Those lines of the data that hold the word "percent" are to be copied out.
★ ★ ★ ★
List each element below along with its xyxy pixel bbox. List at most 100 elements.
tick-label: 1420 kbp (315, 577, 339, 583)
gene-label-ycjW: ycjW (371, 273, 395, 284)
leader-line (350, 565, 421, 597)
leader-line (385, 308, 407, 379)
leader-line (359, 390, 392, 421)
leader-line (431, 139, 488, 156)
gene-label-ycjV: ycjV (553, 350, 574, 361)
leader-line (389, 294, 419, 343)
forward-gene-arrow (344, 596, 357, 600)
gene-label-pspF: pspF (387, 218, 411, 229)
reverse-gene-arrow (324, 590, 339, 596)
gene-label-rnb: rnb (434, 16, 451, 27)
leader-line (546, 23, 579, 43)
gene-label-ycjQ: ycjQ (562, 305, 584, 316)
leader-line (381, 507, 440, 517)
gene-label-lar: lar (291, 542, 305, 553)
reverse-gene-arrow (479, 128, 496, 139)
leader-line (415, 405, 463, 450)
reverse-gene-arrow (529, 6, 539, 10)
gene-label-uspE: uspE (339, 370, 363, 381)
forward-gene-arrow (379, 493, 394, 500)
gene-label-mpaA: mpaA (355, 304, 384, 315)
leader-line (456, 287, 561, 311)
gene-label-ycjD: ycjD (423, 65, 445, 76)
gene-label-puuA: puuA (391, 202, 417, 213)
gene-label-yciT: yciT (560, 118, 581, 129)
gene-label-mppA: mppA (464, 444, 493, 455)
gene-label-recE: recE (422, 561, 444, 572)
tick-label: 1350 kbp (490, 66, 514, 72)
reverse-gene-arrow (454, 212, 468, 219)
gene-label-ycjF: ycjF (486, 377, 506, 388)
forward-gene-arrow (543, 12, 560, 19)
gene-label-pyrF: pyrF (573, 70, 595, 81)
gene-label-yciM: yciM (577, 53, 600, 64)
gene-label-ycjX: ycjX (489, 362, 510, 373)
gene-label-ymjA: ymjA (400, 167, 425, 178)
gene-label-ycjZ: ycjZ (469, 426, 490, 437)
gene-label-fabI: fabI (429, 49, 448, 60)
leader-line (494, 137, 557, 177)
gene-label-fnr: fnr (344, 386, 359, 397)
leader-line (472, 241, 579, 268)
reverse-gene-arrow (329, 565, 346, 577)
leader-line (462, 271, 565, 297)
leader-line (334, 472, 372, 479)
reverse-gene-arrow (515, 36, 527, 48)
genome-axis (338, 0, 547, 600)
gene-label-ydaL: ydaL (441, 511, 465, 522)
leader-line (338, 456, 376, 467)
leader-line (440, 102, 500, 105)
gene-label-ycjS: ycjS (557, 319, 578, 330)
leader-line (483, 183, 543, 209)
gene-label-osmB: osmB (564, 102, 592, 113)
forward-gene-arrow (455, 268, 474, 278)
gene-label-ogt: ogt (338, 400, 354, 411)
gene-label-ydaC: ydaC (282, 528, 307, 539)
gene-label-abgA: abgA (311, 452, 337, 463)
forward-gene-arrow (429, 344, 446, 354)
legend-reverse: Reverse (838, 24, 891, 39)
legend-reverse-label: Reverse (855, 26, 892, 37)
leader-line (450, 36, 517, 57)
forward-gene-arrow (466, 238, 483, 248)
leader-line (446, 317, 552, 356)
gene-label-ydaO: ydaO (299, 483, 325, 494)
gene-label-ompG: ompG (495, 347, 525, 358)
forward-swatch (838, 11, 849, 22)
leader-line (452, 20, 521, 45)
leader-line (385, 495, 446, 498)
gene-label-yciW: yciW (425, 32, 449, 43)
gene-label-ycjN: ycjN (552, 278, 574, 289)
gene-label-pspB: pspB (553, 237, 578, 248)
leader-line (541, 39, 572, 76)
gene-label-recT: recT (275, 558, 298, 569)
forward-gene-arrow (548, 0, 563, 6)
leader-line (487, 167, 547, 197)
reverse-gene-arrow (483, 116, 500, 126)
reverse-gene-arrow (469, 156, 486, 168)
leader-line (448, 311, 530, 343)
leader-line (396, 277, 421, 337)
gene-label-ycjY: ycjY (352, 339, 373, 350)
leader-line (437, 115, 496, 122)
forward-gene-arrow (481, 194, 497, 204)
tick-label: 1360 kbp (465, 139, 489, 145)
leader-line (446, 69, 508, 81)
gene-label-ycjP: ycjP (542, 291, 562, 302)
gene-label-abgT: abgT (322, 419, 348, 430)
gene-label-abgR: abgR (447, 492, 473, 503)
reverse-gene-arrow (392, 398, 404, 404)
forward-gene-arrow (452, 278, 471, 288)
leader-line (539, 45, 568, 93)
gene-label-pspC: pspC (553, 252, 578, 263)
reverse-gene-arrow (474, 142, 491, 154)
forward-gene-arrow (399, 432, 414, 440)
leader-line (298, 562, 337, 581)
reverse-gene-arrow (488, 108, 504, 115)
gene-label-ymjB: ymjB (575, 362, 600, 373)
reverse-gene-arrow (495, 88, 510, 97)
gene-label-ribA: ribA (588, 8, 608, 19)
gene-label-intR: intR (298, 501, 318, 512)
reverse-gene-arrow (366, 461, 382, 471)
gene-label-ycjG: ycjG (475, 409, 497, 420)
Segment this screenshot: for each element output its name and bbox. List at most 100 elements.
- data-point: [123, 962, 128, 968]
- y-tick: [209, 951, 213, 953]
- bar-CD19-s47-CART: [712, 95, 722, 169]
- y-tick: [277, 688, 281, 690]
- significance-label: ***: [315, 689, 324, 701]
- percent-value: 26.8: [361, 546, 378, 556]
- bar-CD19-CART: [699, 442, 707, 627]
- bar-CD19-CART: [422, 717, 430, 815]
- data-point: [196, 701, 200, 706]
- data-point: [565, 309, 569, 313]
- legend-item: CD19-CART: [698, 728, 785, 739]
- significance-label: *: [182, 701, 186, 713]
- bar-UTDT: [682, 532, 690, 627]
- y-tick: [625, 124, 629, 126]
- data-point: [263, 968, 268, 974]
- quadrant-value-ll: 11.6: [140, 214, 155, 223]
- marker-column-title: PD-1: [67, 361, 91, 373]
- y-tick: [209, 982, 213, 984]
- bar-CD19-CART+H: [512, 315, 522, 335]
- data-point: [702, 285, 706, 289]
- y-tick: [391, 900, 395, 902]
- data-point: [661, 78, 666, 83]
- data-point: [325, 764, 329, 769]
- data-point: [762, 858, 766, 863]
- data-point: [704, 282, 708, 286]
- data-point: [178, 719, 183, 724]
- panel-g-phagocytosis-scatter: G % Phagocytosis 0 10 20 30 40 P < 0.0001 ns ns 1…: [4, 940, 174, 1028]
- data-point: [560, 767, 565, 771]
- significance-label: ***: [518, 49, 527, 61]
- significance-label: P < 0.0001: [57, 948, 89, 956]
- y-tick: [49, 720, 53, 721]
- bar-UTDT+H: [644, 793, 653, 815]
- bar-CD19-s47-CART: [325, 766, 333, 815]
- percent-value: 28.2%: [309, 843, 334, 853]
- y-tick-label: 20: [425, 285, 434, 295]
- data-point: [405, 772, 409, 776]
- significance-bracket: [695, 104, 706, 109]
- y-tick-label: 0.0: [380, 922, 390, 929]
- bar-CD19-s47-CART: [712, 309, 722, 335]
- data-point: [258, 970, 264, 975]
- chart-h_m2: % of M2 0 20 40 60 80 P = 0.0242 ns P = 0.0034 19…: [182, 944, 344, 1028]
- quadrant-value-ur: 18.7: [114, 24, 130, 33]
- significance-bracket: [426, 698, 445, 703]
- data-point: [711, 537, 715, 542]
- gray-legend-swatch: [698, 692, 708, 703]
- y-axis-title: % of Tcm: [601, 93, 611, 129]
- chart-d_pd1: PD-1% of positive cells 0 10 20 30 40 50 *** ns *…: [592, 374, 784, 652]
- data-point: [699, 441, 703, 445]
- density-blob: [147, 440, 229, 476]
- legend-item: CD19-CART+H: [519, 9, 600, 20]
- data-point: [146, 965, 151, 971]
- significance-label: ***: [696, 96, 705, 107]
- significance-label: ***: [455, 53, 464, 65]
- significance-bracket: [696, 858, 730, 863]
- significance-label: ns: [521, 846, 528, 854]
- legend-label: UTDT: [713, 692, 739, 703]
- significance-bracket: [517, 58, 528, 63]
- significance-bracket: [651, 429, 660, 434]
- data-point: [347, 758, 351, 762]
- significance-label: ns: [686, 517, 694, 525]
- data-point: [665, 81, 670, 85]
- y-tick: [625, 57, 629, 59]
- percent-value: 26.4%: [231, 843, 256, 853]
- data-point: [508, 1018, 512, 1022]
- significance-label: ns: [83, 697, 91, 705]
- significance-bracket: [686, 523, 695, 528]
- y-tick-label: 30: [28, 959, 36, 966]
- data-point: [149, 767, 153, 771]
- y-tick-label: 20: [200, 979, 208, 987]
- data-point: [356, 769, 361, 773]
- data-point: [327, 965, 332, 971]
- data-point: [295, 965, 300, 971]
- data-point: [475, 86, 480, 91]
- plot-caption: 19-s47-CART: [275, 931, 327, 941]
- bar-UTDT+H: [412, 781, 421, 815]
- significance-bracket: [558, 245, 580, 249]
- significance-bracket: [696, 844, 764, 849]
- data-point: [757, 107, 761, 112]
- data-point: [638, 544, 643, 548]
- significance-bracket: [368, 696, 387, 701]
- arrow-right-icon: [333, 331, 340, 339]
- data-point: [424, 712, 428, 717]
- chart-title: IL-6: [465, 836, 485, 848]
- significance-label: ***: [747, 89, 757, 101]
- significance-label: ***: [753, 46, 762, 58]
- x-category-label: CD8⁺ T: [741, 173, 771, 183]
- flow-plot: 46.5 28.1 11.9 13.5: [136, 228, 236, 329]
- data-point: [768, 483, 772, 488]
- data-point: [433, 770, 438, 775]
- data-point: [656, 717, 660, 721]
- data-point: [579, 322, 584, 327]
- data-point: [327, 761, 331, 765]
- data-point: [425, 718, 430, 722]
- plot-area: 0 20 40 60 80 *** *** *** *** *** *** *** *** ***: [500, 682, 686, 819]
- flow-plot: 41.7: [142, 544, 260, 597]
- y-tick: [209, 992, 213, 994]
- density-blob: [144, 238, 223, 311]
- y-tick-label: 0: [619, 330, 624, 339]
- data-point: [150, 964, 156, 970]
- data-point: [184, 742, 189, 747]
★ ★ ★ ★
▶ [Solved exercise]:
- percent-value: 26.8: [361, 546, 378, 556]
- percent-value: 28.2%: [309, 843, 334, 853]
- percent-value: 26.4%: [231, 843, 256, 853]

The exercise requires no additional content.